-- START EXCERPTED RECORDS --

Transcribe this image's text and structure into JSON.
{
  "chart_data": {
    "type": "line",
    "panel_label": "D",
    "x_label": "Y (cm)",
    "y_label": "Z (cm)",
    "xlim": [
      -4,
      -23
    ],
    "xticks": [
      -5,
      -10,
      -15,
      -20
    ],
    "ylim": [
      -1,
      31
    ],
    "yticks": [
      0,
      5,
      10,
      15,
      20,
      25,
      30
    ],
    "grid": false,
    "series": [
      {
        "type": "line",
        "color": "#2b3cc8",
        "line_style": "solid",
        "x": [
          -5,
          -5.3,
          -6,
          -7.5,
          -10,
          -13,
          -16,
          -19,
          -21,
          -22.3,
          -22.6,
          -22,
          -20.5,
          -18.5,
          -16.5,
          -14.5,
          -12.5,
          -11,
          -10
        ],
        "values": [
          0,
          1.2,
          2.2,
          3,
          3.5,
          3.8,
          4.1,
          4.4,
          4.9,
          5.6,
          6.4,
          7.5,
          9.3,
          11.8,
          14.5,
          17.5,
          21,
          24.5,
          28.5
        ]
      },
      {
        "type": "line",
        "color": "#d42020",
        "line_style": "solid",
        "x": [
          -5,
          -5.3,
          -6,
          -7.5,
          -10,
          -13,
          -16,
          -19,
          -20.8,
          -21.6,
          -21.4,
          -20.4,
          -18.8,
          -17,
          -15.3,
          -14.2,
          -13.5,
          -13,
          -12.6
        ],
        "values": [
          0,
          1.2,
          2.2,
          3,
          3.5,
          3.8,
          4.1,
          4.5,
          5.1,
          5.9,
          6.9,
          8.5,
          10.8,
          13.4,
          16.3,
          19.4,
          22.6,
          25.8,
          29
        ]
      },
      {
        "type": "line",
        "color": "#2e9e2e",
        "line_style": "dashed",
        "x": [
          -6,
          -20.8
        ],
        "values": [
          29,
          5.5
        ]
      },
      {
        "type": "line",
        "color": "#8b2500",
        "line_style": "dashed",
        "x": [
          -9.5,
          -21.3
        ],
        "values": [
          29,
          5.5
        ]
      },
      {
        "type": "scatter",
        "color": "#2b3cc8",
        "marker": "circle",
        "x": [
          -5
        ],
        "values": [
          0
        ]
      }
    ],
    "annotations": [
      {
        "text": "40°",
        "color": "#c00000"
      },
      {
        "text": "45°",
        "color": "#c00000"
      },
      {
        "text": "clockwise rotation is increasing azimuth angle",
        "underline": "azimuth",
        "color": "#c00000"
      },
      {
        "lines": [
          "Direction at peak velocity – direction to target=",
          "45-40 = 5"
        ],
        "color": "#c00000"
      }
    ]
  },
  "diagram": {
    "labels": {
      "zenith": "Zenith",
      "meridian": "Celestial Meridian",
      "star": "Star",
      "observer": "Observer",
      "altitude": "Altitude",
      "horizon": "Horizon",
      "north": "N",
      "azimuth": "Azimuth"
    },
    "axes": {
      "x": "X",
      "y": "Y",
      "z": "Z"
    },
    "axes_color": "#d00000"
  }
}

-- END EXCERPTED RECORDS --

EXERCISE:
Review the preceding data and report every line that includes the string "text".

FINISHED ANSWER:
Transcribe this image's text and structure into JSON.
        "text": "40°",
        "text": "45°",
        "text": "clockwise rotation is increasing azimuth angle",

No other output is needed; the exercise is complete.